= INSTRUCTIONS TO FOLLOW =
Below are entries to return in full. Keep each one exact.

= INPUT DATA =
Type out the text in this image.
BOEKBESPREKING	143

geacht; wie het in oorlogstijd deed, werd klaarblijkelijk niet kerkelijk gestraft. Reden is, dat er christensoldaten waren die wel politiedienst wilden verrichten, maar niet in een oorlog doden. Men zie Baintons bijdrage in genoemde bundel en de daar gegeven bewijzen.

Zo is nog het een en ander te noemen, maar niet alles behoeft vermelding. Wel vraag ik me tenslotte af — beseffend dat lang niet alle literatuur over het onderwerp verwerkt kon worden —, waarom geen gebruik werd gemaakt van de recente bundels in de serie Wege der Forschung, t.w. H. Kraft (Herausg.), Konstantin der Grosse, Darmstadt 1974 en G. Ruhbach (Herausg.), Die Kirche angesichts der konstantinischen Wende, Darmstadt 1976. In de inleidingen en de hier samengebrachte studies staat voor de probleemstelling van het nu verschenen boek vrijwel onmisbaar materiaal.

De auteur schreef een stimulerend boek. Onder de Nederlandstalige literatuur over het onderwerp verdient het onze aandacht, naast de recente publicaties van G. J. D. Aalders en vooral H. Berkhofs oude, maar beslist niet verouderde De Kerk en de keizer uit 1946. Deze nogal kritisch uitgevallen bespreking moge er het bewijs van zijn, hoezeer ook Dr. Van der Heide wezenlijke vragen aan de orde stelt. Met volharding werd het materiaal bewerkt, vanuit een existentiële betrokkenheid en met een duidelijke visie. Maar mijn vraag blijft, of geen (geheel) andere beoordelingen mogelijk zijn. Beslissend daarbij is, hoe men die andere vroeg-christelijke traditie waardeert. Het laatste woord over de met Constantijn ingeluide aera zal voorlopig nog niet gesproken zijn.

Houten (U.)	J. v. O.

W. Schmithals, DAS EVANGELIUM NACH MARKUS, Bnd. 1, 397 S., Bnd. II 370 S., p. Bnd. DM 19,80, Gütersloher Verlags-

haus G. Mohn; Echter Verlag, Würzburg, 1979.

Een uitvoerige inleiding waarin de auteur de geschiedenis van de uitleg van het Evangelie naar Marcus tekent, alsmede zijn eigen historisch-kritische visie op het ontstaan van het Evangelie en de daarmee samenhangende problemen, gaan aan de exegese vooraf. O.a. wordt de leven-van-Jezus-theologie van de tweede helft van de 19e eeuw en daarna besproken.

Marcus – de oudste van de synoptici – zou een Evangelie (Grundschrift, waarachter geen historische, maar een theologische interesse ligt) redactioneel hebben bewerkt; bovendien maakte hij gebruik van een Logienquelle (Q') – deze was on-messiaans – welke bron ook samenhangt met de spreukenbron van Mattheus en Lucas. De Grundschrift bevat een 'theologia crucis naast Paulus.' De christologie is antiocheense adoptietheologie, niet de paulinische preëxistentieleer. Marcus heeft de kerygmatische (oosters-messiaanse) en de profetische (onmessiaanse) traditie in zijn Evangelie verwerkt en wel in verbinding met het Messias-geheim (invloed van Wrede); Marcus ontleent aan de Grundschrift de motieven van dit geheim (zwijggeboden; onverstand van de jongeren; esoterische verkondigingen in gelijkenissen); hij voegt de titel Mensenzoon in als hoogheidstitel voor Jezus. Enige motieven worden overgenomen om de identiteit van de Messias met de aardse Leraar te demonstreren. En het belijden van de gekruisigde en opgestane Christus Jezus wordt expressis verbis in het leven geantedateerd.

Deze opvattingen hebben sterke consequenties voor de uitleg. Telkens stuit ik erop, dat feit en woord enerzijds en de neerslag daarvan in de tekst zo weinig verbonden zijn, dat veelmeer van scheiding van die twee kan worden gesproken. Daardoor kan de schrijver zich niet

= SOLVED PROBLEM =
Type out the text in this image.
BOEKBESPREKING	143

geacht; wie het in oorlogstijd deed, werd klaarblijkelijk niet kerkelijk gestraft. Reden is, dat er christensoldaten waren die wel politiedienst wilden verrichten, maar niet in een oorlog doden. Men zie Baintons bijdrage in genoemde bundel en de daar gegeven bewijzen.

Zo is nog het een en ander te noemen, maar niet alles behoeft vermelding. Wel vraag ik me tenslotte af — beseffend dat lang niet alle literatuur over het onderwerp verwerkt kon worden —, waarom geen gebruik werd gemaakt van de recente bundels in de serie Wege der Forschung, t.w. H. Kraft (Herausg.), Konstantin der Grosse, Darmstadt 1974 en G. Ruhbach (Herausg.), Die Kirche angesichts der konstantinischen Wende, Darmstadt 1976. In de inleidingen en de hier samengebrachte studies staat voor de probleemstelling van het nu verschenen boek vrijwel onmisbaar materiaal.

De auteur schreef een stimulerend boek. Onder de Nederlandstalige literatuur over het onderwerp verdient het onze aandacht, naast de recente publicaties van G. J. D. Aalders en vooral H. Berkhofs oude, maar beslist niet verouderde De Kerk en de keizer uit 1946. Deze nogal kritisch uitgevallen bespreking moge er het bewijs van zijn, hoezeer ook Dr. Van der Heide wezenlijke vragen aan de orde stelt. Met volharding werd het materiaal bewerkt, vanuit een existentiële betrokkenheid en met een duidelijke visie. Maar mijn vraag blijft, of geen (geheel) andere beoordelingen mogelijk zijn. Beslissend daarbij is, hoe men die andere vroeg-christelijke traditie waardeert. Het laatste woord over de met Constantijn ingeluide aera zal voorlopig nog niet gesproken zijn.

Houten (U.)	J. v. O.

W. Schmithals, DAS EVANGELIUM NACH MARKUS, Bnd. 1, 397 S., Bnd. II 370 S., p. Bnd. DM 19,80, Gütersloher Verlags-

haus G. Mohn; Echter Verlag, Würzburg, 1979.

Een uitvoerige inleiding waarin de auteur de geschiedenis van de uitleg van het Evangelie naar Marcus tekent, alsmede zijn eigen historisch-kritische visie op het ontstaan van het Evangelie en de daarmee samenhangende problemen, gaan aan de exegese vooraf. O.a. wordt de leven-van-Jezus-theologie van de tweede helft van de 19e eeuw en daarna besproken.

Marcus – de oudste van de synoptici – zou een Evangelie (Grundschrift, waarachter geen historische, maar een theologische interesse ligt) redactioneel hebben bewerkt; bovendien maakte hij gebruik van een Logienquelle (Q') – deze was on-messiaans – welke bron ook samenhangt met de spreukenbron van Mattheus en Lucas. De Grundschrift bevat een 'theologia crucis naast Paulus.' De christologie is antiocheense adoptietheologie, niet de paulinische preëxistentieleer. Marcus heeft de kerygmatische (oosters-messiaanse) en de profetische (onmessiaanse) traditie in zijn Evangelie verwerkt en wel in verbinding met het Messias-geheim (invloed van Wrede); Marcus ontleent aan de Grundschrift de motieven van dit geheim (zwijggeboden; onverstand van de jongeren; esoterische verkondigingen in gelijkenissen); hij voegt de titel Mensenzoon in als hoogheidstitel voor Jezus. Enige motieven worden overgenomen om de identiteit van de Messias met de aardse Leraar te demonstreren. En het belijden van de gekruisigde en opgestane Christus Jezus wordt expressis verbis in het leven geantedateerd.

Deze opvattingen hebben sterke consequenties voor de uitleg. Telkens stuit ik erop, dat feit en woord enerzijds en de neerslag daarvan in de tekst zo weinig verbonden zijn, dat veelmeer van scheiding van die twee kan worden gesproken. Daardoor kan de schrijver zich niet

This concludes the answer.